**Problem A**. According to the internet challenges passage, when did the Skull Breaker Challenge go viral?
**Problem B**. Transcribe everything in the internet challenges passage from "Salt and ice" down to "as a result.".
**Problem C**. Summarize the internet challenges passage in three sentences.

**Document segment**.
++++++

Sailor Moon redraw challenge – in this challenge artists redraw a screenshot of Sailor Moon, the character from the series of the same name, in their own art styles. Alternatively, the scene is redrawn with another fictional character taking her place.

 Salt and ice challenge – Internet phenomenon wherein participants pour salt on their bodies, usually on the arm and ice is then placed on the salt. This causes a "burning" sensation, and participants are challenged to withstand the pain for as long as they can. The challenge is recorded and posted on YouTube or other forms of social media. This challenge has caused many burns as a result.
 Skull Breaker Challenge – A TikTok challenge that went viral in February 2020 and spread to other sections of the internet. The challenge involves two people convincing another person to jump, and then kick their legs out, causing the person jumping to fall on their head. Several people have been hospitalized after performing this challenge.

++++++

**Data to examine**.
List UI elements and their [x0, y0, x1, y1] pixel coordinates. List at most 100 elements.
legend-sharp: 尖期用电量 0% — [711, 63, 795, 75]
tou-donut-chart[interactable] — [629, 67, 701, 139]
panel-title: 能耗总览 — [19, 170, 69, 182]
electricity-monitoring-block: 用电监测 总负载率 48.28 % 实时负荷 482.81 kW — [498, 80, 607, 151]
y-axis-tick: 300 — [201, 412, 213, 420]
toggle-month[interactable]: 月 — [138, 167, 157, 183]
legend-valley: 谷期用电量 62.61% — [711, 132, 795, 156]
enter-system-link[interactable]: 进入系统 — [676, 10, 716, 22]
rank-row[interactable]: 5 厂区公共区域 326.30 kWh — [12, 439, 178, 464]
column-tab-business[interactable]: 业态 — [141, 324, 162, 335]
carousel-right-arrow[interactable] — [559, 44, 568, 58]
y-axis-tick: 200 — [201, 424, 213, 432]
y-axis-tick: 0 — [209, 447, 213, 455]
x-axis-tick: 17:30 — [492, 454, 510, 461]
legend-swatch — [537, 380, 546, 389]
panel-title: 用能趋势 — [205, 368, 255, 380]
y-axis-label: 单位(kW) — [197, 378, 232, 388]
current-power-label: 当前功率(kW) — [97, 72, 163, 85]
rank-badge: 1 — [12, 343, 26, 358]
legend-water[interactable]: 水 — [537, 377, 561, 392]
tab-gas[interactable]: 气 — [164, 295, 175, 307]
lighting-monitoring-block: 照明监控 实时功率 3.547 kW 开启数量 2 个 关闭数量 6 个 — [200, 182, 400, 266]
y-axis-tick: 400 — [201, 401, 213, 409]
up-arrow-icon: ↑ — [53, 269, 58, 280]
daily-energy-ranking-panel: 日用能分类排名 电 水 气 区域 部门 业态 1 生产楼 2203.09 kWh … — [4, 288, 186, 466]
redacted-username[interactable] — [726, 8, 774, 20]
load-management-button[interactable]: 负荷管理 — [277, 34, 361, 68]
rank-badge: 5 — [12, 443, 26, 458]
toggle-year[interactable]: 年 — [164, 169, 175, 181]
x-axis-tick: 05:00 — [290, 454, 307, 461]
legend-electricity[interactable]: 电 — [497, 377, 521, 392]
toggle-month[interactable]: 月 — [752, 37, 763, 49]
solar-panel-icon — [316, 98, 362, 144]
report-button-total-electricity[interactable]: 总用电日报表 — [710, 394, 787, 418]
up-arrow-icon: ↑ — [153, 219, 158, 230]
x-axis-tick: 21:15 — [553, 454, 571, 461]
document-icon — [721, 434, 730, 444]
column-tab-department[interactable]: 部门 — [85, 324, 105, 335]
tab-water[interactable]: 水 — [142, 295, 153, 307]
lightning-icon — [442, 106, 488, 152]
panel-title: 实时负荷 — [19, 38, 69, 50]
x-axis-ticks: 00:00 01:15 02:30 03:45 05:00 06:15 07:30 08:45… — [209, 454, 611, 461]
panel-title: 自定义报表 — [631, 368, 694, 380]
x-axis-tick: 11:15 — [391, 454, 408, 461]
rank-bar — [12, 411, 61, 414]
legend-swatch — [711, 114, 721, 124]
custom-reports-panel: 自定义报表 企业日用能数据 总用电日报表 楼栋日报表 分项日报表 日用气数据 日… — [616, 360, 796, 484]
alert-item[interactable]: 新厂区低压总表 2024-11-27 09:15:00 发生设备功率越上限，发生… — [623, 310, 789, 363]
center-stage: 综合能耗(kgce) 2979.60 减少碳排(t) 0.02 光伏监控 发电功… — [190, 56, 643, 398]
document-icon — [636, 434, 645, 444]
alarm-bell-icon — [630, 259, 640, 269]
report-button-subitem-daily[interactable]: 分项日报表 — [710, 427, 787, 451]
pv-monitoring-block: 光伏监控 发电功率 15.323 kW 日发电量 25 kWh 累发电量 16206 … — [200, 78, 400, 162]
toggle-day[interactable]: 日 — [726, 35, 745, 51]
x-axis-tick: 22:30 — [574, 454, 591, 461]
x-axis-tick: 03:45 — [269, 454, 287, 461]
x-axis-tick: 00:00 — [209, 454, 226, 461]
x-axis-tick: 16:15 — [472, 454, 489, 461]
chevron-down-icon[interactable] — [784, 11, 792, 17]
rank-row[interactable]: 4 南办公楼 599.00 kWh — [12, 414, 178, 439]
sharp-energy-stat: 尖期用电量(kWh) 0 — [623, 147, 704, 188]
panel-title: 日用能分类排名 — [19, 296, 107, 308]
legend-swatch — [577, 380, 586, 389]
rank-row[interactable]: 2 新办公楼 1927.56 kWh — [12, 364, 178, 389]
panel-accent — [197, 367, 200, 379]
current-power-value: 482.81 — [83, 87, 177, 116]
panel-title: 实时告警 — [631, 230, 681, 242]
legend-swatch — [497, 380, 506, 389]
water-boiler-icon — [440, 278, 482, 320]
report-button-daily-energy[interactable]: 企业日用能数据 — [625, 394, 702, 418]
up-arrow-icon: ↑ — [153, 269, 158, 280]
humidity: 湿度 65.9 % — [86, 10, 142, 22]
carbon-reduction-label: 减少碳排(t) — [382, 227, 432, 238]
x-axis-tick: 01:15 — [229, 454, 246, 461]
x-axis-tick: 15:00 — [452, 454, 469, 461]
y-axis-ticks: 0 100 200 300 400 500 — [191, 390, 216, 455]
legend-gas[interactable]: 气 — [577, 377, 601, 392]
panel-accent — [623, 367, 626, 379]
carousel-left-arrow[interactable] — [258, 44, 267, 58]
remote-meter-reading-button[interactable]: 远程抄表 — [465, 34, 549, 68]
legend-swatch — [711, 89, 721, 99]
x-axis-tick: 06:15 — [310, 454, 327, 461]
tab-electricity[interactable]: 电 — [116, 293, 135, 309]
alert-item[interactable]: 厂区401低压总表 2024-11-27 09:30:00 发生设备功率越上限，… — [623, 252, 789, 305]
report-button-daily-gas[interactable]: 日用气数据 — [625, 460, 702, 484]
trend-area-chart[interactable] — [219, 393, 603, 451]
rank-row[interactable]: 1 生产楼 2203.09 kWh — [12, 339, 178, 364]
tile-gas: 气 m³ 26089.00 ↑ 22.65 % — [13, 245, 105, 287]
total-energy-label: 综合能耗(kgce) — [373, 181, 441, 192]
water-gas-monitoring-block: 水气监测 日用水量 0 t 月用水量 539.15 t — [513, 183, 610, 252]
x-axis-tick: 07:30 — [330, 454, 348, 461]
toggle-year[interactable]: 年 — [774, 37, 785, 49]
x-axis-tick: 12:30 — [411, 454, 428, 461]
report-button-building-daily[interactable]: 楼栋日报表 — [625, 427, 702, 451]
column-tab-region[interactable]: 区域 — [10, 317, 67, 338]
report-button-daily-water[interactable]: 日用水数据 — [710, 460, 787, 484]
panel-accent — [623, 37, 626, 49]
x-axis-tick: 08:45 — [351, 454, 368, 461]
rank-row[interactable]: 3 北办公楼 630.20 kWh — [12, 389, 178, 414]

++++++

**Your response A**. February 2020

**Your response B**.
Salt and ice challenge – Internet phenomenon wherein participants pour salt on their bodies, usually on the arm and ice is then placed on the salt. This causes a "burning" sensation, and participants are challenged to withstand the pain for as long as they can. The challenge is recorded and posted on YouTube or other forms of social media. This challenge has caused many burns as a result.

**Your response C**. In the Sailor Moon redraw challenge, artists redraw a screenshot of Sailor Moon in their own styles, or redraw the scene with another fictional character in her place. In the salt and ice challenge, participants put salt and then ice on their bodies, endure the burning sensation for as long as they can, and post recordings online, and it has caused many burns. The Skull Breaker Challenge, which went viral on TikTok in February 2020, involves tricking a person into falling on their head, and several people have been hospitalized after doing it.